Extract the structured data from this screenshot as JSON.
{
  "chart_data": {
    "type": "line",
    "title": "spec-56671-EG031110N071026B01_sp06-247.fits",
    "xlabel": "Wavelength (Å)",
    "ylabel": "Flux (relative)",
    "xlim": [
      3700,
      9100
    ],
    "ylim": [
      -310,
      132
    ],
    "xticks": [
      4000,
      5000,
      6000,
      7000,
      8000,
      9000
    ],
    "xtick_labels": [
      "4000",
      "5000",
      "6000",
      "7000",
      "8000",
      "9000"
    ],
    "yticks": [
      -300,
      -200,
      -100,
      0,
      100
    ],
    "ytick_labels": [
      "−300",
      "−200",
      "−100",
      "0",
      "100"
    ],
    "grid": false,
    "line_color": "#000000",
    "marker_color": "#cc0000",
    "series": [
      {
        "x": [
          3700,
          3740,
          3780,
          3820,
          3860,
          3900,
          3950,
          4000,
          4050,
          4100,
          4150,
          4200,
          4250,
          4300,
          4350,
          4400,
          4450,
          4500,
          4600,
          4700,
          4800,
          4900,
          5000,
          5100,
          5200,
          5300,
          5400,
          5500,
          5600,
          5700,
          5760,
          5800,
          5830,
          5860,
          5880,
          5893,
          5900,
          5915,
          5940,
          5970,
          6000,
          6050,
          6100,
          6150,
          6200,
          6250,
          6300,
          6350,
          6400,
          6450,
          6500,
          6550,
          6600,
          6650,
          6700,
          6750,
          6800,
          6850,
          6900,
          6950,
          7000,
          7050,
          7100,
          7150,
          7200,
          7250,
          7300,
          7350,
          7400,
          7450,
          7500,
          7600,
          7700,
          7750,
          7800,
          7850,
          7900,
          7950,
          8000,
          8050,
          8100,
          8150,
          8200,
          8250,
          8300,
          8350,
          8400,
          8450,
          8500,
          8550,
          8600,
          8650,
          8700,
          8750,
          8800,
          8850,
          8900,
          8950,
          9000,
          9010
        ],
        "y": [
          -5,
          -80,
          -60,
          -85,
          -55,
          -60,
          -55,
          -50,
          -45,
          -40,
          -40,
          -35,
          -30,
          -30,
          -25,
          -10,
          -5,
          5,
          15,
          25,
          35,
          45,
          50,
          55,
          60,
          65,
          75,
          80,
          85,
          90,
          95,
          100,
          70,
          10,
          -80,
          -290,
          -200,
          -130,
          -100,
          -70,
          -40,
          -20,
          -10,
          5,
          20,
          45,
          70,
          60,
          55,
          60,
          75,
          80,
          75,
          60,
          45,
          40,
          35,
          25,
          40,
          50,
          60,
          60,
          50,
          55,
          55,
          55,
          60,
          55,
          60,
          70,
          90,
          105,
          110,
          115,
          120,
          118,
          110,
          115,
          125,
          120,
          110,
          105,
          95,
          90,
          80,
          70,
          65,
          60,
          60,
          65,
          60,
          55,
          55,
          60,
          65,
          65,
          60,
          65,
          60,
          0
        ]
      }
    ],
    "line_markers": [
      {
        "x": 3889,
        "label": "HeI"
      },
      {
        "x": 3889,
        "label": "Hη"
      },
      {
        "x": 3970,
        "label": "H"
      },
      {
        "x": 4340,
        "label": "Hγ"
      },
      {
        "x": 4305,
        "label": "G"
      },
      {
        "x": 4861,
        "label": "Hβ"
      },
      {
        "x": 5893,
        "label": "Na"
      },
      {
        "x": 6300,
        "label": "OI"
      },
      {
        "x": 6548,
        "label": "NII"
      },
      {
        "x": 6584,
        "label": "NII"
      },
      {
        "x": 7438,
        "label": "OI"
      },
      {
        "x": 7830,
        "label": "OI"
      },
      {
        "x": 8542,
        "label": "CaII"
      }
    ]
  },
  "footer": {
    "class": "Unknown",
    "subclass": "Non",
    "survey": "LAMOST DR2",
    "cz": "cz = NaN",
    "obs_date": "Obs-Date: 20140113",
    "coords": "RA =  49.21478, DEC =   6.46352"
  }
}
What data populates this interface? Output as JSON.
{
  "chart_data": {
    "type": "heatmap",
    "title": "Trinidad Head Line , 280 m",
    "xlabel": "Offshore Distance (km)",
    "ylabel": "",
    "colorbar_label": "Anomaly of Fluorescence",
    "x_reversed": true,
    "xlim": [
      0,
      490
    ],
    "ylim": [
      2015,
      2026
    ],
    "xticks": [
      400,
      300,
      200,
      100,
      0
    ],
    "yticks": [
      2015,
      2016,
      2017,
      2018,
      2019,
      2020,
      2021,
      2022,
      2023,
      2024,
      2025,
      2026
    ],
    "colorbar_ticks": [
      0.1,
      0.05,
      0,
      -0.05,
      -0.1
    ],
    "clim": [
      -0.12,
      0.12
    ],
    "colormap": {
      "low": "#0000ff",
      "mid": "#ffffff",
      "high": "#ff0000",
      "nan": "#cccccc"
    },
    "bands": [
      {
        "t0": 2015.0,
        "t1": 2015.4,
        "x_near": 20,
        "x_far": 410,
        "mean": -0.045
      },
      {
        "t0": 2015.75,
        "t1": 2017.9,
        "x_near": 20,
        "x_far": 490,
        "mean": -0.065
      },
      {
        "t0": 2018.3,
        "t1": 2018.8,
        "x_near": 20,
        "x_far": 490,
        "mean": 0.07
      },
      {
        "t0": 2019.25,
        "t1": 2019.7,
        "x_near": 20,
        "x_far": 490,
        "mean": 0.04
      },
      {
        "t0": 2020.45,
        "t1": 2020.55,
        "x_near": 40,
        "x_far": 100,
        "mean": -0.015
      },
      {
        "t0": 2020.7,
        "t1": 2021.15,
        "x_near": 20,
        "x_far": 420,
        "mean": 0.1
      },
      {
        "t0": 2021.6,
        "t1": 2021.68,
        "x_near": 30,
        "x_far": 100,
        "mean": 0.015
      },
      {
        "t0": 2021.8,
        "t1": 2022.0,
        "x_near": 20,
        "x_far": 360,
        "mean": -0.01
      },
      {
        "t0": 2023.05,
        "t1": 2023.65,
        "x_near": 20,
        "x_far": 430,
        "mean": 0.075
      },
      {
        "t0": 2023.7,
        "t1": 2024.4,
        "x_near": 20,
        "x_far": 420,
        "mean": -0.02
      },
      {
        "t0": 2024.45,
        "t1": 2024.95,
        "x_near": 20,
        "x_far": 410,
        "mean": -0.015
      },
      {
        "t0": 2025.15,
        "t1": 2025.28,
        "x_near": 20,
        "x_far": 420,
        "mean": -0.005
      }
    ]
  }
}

→ EXERCISE REQUIREMENTS
Copy in full each line that holds the word "xlabel".

→ SOLUTION
    "xlabel": "Wavelength (Å)",
    "xlabel": "Offshore Distance (km)",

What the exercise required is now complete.